**AIM OF THE TASK**.
From the listing below, copy every line with the word "Module".

########################################

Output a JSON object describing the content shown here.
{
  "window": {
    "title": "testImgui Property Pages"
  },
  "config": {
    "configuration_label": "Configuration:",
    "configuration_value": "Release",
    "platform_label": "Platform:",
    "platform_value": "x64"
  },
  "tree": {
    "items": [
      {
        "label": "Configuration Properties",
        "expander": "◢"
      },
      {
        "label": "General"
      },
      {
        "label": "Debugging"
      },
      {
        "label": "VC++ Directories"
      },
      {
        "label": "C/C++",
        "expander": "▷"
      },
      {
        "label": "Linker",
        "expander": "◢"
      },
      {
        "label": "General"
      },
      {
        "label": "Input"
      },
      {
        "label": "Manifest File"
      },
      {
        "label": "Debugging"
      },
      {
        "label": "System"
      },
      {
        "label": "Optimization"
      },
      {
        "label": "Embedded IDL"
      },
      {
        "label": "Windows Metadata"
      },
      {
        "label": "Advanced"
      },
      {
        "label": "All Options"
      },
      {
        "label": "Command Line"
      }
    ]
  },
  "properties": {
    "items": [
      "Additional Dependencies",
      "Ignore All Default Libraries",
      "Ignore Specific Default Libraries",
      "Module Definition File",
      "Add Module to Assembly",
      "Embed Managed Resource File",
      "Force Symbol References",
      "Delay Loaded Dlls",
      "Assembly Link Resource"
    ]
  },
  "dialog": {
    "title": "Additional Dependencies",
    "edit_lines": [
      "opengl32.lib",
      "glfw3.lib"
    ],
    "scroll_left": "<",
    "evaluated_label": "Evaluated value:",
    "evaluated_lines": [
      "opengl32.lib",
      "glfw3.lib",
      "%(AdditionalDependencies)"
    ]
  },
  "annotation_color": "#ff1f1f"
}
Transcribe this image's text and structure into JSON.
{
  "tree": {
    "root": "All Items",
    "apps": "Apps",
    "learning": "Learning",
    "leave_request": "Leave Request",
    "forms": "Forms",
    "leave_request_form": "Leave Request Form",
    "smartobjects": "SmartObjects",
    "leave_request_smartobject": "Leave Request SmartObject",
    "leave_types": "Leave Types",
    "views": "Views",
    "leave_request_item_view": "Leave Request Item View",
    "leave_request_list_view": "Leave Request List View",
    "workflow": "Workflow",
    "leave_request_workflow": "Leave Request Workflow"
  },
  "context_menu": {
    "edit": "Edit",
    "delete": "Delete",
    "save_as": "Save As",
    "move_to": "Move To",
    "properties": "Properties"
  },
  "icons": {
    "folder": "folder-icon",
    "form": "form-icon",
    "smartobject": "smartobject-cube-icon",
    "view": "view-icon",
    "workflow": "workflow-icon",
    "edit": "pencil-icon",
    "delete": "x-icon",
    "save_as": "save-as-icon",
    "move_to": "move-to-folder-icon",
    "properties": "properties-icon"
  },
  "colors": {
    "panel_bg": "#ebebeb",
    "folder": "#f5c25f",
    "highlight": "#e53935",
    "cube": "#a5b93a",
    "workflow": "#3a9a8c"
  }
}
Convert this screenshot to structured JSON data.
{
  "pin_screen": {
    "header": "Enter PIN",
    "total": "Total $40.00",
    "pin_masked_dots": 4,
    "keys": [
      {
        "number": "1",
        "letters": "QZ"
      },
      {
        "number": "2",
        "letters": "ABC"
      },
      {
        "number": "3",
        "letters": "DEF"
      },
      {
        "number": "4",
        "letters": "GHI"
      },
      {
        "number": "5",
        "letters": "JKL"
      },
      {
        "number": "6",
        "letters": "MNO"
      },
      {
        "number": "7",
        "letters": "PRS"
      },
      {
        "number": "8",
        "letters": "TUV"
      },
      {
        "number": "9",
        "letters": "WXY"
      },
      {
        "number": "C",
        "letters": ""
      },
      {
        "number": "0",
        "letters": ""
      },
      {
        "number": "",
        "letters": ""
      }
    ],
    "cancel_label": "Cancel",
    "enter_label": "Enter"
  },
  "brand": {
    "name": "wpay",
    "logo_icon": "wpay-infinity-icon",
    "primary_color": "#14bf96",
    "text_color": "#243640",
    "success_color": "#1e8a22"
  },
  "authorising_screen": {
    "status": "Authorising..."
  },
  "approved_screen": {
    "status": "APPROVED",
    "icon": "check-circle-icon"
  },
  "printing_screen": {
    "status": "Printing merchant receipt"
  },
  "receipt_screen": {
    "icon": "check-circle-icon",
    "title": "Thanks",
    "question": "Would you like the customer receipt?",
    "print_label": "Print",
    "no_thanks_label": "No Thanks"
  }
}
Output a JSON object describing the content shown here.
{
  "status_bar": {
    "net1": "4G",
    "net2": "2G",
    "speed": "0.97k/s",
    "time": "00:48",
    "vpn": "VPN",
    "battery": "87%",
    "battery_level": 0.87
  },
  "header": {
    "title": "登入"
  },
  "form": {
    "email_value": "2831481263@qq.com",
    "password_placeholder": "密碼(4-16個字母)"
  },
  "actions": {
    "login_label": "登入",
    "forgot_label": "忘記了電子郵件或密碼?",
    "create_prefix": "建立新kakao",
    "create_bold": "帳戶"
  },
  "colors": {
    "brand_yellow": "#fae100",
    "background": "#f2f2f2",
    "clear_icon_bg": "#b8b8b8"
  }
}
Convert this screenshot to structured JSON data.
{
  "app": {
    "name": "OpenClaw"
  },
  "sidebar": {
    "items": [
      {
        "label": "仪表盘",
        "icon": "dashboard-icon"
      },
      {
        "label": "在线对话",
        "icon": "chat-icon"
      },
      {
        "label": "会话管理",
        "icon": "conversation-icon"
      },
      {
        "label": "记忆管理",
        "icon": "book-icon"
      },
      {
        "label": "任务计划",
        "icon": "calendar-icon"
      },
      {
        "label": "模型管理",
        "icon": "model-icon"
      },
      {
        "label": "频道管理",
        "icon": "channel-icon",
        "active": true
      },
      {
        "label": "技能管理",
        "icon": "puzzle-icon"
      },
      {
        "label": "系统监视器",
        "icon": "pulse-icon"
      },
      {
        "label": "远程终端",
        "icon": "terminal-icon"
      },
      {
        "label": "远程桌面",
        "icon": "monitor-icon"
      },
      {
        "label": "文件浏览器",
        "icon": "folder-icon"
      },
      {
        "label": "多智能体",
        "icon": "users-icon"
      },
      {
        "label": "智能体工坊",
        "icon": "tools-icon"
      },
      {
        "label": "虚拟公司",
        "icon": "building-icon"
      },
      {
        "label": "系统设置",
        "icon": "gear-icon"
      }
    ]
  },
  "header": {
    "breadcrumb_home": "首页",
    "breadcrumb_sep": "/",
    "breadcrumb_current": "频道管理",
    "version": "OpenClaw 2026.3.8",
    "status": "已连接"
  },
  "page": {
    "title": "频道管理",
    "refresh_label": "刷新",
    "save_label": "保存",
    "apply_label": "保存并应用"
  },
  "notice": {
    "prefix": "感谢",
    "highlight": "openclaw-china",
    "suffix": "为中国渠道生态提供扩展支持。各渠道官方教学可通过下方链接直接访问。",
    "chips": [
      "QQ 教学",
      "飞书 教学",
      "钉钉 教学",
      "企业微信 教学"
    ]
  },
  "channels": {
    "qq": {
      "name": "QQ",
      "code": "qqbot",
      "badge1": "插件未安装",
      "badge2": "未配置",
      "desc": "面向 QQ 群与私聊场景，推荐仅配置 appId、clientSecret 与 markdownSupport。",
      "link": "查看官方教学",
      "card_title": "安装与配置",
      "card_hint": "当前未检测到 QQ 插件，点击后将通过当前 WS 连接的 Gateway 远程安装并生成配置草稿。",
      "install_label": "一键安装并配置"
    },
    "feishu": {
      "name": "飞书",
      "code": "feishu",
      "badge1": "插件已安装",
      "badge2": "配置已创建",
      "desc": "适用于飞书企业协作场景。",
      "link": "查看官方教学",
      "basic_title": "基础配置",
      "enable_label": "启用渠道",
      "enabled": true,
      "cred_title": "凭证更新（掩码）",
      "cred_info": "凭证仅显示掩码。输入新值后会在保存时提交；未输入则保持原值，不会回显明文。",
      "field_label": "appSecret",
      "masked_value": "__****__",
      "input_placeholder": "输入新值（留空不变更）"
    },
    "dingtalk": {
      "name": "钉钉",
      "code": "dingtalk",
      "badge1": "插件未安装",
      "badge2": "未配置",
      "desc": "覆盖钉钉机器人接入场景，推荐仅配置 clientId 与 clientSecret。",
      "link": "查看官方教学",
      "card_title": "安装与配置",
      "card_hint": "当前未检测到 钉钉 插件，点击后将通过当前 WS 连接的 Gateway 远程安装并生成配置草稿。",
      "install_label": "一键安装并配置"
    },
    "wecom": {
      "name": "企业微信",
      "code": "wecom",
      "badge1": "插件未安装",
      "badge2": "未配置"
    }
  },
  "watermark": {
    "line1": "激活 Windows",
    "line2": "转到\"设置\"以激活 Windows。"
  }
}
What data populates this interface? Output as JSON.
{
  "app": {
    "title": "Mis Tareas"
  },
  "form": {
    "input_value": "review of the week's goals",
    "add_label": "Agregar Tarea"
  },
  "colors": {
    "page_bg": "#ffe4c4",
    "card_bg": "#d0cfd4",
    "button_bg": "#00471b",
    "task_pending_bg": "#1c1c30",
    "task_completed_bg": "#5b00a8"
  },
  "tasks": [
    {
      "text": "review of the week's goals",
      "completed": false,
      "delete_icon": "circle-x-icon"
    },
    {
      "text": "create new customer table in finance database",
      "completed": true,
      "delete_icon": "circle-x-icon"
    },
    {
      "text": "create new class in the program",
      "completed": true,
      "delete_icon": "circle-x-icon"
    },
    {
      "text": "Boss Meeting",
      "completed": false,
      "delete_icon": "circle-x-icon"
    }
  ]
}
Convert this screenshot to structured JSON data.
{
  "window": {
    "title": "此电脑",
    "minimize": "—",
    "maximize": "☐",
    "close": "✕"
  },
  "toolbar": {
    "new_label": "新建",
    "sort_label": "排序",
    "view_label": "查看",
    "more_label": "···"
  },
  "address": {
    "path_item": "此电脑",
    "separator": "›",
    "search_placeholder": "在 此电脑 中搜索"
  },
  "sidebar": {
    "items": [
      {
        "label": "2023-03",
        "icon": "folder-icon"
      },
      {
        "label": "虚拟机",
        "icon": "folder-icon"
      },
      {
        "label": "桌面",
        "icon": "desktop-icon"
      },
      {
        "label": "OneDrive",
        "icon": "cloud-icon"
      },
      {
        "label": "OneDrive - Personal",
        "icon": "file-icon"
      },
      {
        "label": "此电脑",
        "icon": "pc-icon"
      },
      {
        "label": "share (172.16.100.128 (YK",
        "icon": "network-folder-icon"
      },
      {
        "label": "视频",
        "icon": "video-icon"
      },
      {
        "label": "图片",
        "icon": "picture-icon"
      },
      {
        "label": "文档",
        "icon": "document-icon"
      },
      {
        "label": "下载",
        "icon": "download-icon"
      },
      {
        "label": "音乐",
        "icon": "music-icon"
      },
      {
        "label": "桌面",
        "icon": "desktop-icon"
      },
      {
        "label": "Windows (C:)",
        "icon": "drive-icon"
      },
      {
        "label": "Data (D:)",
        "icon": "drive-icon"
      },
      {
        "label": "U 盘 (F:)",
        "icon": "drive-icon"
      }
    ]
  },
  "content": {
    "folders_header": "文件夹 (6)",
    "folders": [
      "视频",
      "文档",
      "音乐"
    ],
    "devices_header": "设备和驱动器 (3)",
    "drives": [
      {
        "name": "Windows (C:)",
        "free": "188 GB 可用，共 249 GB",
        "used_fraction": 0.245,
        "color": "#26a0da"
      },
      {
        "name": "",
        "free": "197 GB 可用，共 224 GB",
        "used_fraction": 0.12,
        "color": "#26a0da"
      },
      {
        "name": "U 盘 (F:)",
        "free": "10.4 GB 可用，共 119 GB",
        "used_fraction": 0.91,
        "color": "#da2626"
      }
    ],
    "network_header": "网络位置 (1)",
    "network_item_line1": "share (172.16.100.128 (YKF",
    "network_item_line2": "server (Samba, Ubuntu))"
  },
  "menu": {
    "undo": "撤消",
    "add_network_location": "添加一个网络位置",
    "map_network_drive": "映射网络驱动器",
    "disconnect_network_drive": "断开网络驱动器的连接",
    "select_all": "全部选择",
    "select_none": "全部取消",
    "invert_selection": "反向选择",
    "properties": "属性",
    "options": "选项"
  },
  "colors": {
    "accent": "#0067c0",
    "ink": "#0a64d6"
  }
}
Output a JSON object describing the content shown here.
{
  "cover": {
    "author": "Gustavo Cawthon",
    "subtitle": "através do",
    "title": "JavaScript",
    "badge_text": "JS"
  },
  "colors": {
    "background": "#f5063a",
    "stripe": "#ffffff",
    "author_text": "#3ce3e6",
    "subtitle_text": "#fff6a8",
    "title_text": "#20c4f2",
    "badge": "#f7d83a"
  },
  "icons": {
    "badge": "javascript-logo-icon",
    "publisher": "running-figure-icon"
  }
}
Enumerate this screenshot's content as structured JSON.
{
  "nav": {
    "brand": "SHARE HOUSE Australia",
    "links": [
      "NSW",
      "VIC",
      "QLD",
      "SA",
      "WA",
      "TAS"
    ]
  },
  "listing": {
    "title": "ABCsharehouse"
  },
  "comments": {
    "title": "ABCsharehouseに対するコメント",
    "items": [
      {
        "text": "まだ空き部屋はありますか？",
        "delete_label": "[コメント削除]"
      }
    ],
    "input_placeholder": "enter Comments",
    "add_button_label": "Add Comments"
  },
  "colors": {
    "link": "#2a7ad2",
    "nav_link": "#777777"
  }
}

########################################

**SOLUTION TO THIS TASK**.
      "Module Definition File",
      "Add Module to Assembly",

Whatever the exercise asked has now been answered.